# Start of Extract to read

Could this change? Of Course. Remember anything can happen in a volatile market.
Commentary
Early Tuesday morning we gave the markets a Downside bias as both the USD and the Bonds were trading Higher. This usually signifies a Down Day hence the Downside bias. The markets however migrated to the Upside late Tuesday morning and remained in positive territory for the remainder of the trading session. Today we have Trade Balance and Crude Oil Inventories, will this be enough to drive the markets Higher? Only time will tell.
As readers are probably aware I don't trade equities. While we're on this discussion, let's define what is meant by a good earnings report. A company must exceed their prior quarter's earnings per share and must provide excellent forward guidance. Any falloff between earning per share or forward guidance will not bode well for the company's shares. This is one of the reasons I don't trade equities but prefer futures. There are no earnings reports with futures, and we don't have to be concerned about lawsuits, scandals, malfeasance, etc. Anytime the market isn't correlated it's giving you a clue that something isn't right, and you should proceed with caution. Today our bias is to the Downside. Could this change? Of course. In a volatile market anything can happen. We'll have to monitor and see.
As I write this the crude markets are Higher, and the S&P is Lower. This is normal. Crude and the markets are now reverse correlated such that when the markets are rising, crude drops and vice-versa. Yesterday July crude dropped to a low of $71.52 a barrel. Will it remain below $100 a barrel? Only time will tell. Crude still hasn't returned to a sense of normalcy therefore we can't quote support and resistance numbers. Remember that crude is the only commodity that is reflected immediately at the gas pump. Please note that the front month for crude is now July '23.
If trading crude today, consider doing so after 10:30 AM EST when the crude inventories are released, and the markets give us better direction.

# End of Extract to read

Copy word for word the passage of the market commentary that begins with the words containing "As readers are" and ends with "monitor and see.".

# Start of Information supplied

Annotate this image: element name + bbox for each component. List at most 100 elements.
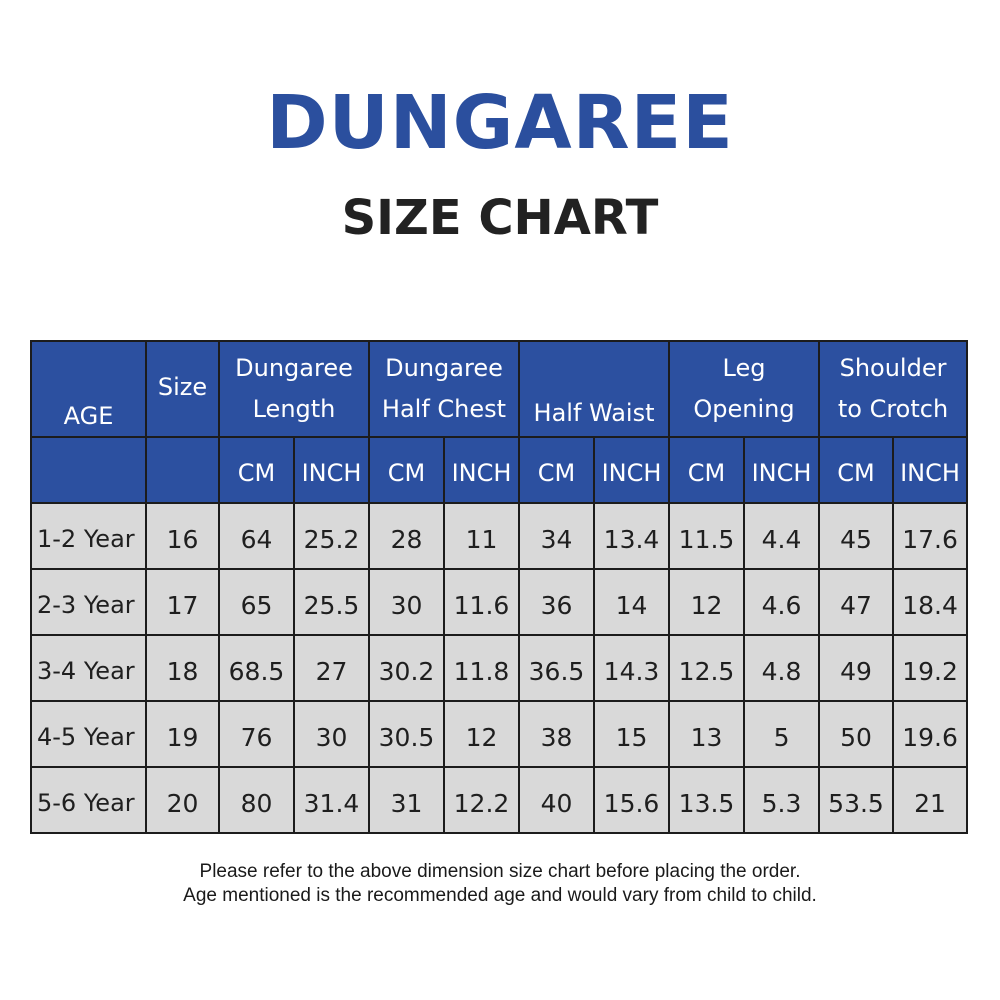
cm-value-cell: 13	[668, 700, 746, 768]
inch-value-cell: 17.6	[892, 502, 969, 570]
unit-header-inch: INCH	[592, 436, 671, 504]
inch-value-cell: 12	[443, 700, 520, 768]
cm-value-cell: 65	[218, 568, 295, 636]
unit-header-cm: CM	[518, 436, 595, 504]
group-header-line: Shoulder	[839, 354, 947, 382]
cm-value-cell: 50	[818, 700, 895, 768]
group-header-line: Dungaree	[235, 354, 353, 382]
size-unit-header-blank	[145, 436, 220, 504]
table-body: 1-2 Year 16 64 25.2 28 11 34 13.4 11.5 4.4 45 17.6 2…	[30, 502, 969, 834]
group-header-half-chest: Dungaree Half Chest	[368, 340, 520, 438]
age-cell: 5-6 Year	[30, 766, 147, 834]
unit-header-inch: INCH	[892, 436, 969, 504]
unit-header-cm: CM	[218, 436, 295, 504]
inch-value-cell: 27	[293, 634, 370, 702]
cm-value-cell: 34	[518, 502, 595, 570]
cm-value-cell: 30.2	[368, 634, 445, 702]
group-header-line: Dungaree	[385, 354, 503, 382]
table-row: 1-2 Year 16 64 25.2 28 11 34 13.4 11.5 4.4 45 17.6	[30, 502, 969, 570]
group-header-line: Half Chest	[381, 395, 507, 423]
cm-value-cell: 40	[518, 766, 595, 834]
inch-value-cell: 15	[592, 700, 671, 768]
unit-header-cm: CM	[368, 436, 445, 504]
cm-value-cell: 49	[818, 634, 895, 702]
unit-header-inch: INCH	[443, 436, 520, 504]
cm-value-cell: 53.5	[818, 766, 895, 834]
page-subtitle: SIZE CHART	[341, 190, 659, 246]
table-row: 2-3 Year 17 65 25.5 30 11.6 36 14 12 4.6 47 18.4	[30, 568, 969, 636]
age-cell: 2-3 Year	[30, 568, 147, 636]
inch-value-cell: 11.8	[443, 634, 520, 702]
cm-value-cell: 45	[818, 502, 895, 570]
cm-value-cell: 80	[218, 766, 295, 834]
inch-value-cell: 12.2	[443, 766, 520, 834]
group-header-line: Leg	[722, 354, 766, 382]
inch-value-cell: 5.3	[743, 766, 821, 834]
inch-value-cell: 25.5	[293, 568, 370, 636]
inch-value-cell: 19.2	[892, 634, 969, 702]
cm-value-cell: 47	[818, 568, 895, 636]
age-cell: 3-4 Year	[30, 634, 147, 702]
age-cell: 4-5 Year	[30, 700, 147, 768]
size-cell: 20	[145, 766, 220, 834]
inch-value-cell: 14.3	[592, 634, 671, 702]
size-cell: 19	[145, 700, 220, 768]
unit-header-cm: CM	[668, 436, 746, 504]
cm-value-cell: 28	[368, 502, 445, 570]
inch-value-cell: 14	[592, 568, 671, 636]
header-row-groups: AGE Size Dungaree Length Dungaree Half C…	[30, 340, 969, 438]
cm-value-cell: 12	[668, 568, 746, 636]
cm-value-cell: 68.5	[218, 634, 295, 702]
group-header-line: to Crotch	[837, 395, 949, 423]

# End of Information supplied

= Answer in full =
As readers are probably aware I don't trade equities. While we're on this discussion, let's define what is meant by a good earnings report. A company must exceed their prior quarter's earnings per share and must provide excellent forward guidance. Any falloff between earning per share or forward guidance will not bode well for the company's shares. This is one of the reasons I don't trade equities but prefer futures. There are no earnings reports with futures, and we don't have to be concerned about lawsuits, scandals, malfeasance, etc. Anytime the market isn't correlated it's giving you a clue that something isn't right, and you should proceed with caution. Today our bias is to the Downside. Could this change? Of course. In a volatile market anything can happen. We'll have to monitor and see.